TASK DETAILS -
Type out the records that follow, exactly as given.
┌─ RECORDS SHOWN
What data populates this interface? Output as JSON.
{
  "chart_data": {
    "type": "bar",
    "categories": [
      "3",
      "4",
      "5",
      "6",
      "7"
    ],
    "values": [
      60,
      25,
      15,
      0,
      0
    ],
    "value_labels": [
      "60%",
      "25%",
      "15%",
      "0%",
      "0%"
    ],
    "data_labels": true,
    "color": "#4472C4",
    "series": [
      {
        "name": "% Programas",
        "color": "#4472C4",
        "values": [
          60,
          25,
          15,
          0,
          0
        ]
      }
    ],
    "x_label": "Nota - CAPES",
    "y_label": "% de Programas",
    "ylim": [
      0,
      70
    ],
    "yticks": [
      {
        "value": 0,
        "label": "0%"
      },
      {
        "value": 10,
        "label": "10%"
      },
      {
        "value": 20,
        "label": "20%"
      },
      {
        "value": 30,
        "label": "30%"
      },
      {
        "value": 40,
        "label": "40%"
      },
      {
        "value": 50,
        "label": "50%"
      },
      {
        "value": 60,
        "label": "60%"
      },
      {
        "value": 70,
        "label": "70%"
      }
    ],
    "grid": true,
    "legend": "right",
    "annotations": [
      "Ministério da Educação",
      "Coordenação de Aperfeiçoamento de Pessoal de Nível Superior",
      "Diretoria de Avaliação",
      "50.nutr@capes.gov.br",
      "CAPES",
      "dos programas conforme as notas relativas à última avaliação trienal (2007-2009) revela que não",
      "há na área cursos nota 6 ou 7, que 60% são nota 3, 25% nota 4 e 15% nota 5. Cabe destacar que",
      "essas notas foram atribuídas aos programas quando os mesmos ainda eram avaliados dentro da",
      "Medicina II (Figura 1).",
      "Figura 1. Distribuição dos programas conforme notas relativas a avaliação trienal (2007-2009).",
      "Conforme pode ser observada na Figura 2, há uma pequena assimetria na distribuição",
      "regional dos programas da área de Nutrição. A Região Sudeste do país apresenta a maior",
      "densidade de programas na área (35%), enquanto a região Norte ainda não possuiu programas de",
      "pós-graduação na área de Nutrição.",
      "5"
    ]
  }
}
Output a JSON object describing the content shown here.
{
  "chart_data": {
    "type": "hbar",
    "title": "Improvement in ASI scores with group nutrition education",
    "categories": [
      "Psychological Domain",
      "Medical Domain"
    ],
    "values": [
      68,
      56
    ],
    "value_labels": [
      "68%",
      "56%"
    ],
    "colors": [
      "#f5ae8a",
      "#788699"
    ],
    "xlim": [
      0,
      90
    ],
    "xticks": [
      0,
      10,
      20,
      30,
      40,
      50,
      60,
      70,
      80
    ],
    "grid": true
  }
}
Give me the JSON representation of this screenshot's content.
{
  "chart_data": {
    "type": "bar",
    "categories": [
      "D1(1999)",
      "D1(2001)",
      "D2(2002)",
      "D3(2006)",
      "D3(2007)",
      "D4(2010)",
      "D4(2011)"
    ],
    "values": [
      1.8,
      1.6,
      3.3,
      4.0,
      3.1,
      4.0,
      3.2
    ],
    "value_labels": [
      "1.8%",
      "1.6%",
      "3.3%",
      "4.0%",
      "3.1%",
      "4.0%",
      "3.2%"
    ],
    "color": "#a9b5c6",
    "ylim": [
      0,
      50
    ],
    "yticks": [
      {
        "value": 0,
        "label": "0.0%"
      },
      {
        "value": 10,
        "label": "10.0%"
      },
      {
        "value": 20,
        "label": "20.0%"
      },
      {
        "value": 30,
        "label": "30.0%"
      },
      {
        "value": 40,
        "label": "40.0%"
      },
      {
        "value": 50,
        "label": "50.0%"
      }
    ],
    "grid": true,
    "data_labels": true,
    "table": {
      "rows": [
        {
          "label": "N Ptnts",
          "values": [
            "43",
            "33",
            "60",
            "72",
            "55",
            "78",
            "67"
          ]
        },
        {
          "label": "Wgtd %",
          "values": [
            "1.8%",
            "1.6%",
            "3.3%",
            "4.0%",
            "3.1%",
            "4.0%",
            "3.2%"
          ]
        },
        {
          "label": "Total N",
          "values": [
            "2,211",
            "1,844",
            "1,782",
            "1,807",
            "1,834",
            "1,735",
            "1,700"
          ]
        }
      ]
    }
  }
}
└─
FINISHED TASK -
What data populates this interface? Output as JSON.
{
  "chart_data": {
    "type": "bar",
    "categories": [
      "3",
      "4",
      "5",
      "6",
      "7"
    ],
    "values": [
      60,
      25,
      15,
      0,
      0
    ],
    "value_labels": [
      "60%",
      "25%",
      "15%",
      "0%",
      "0%"
    ],
    "data_labels": true,
    "color": "#4472C4",
    "series": [
      {
        "name": "% Programas",
        "color": "#4472C4",
        "values": [
          60,
          25,
          15,
          0,
          0
        ]
      }
    ],
    "x_label": "Nota - CAPES",
    "y_label": "% de Programas",
    "ylim": [
      0,
      70
    ],
    "yticks": [
      {
        "value": 0,
        "label": "0%"
      },
      {
        "value": 10,
        "label": "10%"
      },
      {
        "value": 20,
        "label": "20%"
      },
      {
        "value": 30,
        "label": "30%"
      },
      {
        "value": 40,
        "label": "40%"
      },
      {
        "value": 50,
        "label": "50%"
      },
      {
        "value": 60,
        "label": "60%"
      },
      {
        "value": 70,
        "label": "70%"
      }
    ],
    "grid": true,
    "legend": "right",
    "annotations": [
      "Ministério da Educação",
      "Coordenação de Aperfeiçoamento de Pessoal de Nível Superior",
      "Diretoria de Avaliação",
      "50.nutr@capes.gov.br",
      "CAPES",
      "dos programas conforme as notas relativas à última avaliação trienal (2007-2009) revela que não",
      "há na área cursos nota 6 ou 7, que 60% são nota 3, 25% nota 4 e 15% nota 5. Cabe destacar que",
      "essas notas foram atribuídas aos programas quando os mesmos ainda eram avaliados dentro da",
      "Medicina II (Figura 1).",
      "Figura 1. Distribuição dos programas conforme notas relativas a avaliação trienal (2007-2009).",
      "Conforme pode ser observada na Figura 2, há uma pequena assimetria na distribuição",
      "regional dos programas da área de Nutrição. A Região Sudeste do país apresenta a maior",
      "densidade de programas na área (35%), enquanto a região Norte ainda não possuiu programas de",
      "pós-graduação na área de Nutrição.",
      "5"
    ]
  }
}
Output a JSON object describing the content shown here.
{
  "chart_data": {
    "type": "hbar",
    "title": "Improvement in ASI scores with group nutrition education",
    "categories": [
      "Psychological Domain",
      "Medical Domain"
    ],
    "values": [
      68,
      56
    ],
    "value_labels": [
      "68%",
      "56%"
    ],
    "colors": [
      "#f5ae8a",
      "#788699"
    ],
    "xlim": [
      0,
      90
    ],
    "xticks": [
      0,
      10,
      20,
      30,
      40,
      50,
      60,
      70,
      80
    ],
    "grid": true
  }
}
Give me the JSON representation of this screenshot's content.
{
  "chart_data": {
    "type": "bar",
    "categories": [
      "D1(1999)",
      "D1(2001)",
      "D2(2002)",
      "D3(2006)",
      "D3(2007)",
      "D4(2010)",
      "D4(2011)"
    ],
    "values": [
      1.8,
      1.6,
      3.3,
      4.0,
      3.1,
      4.0,
      3.2
    ],
    "value_labels": [
      "1.8%",
      "1.6%",
      "3.3%",
      "4.0%",
      "3.1%",
      "4.0%",
      "3.2%"
    ],
    "color": "#a9b5c6",
    "ylim": [
      0,
      50
    ],
    "yticks": [
      {
        "value": 0,
        "label": "0.0%"
      },
      {
        "value": 10,
        "label": "10.0%"
      },
      {
        "value": 20,
        "label": "20.0%"
      },
      {
        "value": 30,
        "label": "30.0%"
      },
      {
        "value": 40,
        "label": "40.0%"
      },
      {
        "value": 50,
        "label": "50.0%"
      }
    ],
    "grid": true,
    "data_labels": true,
    "table": {
      "rows": [
        {
          "label": "N Ptnts",
          "values": [
            "43",
            "33",
            "60",
            "72",
            "55",
            "78",
            "67"
          ]
        },
        {
          "label": "Wgtd %",
          "values": [
            "1.8%",
            "1.6%",
            "3.3%",
            "4.0%",
            "3.1%",
            "4.0%",
            "3.2%"
          ]
        },
        {
          "label": "Total N",
          "values": [
            "2,211",
            "1,844",
            "1,782",
            "1,807",
            "1,834",
            "1,735",
            "1,700"
          ]
        }
      ]
    }
  }
}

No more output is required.